>> START

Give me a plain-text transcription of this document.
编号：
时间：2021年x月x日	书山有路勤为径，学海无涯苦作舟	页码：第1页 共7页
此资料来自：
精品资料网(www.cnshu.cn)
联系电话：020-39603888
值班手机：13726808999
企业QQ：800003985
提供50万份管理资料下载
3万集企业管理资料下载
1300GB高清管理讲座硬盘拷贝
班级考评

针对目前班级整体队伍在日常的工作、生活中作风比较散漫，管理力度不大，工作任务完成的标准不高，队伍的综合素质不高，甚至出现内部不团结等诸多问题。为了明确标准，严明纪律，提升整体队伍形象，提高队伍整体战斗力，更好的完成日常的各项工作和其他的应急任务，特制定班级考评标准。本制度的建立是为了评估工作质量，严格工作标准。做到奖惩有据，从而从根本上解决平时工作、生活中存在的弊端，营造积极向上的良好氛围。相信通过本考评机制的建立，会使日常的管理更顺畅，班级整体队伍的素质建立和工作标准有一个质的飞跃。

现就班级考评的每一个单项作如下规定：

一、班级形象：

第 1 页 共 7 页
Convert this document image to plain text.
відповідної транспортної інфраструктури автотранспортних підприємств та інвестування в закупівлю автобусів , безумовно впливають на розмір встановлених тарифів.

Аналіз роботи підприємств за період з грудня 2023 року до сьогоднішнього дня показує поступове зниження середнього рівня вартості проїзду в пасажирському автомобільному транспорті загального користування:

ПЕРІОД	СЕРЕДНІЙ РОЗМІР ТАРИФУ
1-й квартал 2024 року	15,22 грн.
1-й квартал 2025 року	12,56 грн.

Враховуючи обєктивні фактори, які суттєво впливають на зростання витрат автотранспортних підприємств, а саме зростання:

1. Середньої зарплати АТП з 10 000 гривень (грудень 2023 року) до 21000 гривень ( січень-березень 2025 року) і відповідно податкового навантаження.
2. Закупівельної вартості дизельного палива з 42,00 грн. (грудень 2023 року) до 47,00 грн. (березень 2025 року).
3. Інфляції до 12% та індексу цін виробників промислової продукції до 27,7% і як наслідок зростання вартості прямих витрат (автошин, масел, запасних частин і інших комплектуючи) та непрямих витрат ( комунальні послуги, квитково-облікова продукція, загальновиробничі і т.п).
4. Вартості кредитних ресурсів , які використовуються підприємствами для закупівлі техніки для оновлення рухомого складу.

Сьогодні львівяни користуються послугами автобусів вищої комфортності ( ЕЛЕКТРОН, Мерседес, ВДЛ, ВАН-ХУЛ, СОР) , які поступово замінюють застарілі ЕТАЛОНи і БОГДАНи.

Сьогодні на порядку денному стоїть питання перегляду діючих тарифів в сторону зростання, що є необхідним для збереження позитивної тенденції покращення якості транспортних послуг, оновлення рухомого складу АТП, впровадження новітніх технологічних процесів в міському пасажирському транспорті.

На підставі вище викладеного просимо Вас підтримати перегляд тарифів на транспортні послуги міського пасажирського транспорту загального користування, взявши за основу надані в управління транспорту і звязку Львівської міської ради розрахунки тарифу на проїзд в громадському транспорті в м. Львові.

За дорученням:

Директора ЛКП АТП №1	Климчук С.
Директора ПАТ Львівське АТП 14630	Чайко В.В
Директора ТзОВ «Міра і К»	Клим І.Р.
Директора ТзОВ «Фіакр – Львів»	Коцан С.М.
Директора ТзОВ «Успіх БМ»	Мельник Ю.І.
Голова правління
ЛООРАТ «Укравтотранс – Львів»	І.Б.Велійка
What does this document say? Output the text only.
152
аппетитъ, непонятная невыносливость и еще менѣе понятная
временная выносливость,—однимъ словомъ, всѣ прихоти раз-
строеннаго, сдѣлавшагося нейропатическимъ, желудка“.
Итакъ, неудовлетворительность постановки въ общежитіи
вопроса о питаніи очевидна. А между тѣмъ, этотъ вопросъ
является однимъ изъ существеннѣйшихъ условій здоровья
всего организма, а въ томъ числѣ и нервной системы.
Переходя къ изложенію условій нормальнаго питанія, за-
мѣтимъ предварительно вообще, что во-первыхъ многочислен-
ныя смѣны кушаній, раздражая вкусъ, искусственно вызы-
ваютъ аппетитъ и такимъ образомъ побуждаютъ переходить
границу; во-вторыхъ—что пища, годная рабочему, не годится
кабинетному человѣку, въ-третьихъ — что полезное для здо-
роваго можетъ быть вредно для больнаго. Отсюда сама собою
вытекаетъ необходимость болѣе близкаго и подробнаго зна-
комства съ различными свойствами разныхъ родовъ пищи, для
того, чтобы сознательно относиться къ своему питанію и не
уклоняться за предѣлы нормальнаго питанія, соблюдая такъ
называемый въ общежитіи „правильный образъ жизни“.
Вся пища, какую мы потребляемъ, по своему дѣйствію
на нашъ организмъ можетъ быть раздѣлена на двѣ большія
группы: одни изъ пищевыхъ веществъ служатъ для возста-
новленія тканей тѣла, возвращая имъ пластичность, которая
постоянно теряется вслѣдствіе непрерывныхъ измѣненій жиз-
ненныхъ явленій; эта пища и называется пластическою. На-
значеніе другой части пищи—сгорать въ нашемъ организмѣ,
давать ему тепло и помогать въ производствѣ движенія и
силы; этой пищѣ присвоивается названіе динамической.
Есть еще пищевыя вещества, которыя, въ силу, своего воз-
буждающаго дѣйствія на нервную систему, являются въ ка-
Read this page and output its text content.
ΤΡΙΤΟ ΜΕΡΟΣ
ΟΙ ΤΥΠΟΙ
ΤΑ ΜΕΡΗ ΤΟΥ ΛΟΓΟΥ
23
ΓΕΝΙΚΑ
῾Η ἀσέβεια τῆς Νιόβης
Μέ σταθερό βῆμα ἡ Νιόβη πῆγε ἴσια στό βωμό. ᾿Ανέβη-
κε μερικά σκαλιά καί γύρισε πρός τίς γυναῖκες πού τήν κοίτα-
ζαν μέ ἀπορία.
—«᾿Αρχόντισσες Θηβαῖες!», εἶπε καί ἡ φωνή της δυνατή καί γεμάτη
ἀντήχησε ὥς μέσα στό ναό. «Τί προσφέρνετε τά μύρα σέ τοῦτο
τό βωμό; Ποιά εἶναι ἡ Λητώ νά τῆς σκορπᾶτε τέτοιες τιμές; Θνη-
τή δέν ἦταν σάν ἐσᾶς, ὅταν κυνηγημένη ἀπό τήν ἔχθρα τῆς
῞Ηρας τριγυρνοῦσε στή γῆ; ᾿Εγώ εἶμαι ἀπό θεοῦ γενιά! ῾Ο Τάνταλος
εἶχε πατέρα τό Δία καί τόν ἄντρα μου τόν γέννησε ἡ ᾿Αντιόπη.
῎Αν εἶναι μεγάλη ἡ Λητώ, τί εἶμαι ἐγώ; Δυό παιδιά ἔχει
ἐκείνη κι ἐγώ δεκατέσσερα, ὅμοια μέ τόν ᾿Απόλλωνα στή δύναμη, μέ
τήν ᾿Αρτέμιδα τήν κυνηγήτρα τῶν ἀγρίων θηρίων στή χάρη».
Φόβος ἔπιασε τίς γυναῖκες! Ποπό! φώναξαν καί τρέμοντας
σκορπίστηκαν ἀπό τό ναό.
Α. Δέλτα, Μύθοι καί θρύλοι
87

>> END

Scan the records for the string "загального". Copy each line in which it appears.

→ Answer for this exercise
Аналіз роботи підприємств за період з грудня 2023 року до сьогоднішнього дня показує поступове зниження середнього рівня вартості проїзду в пасажирському автомобільному транспорті загального користування:
На підставі вище викладеного просимо Вас підтримати перегляд тарифів на транспортні послуги міського пасажирського транспорту загального користування, взявши за основу надані в управління транспорту і звязку Львівської міської ради розрахунки тарифу на проїзд в громадському транспорті в м. Львові.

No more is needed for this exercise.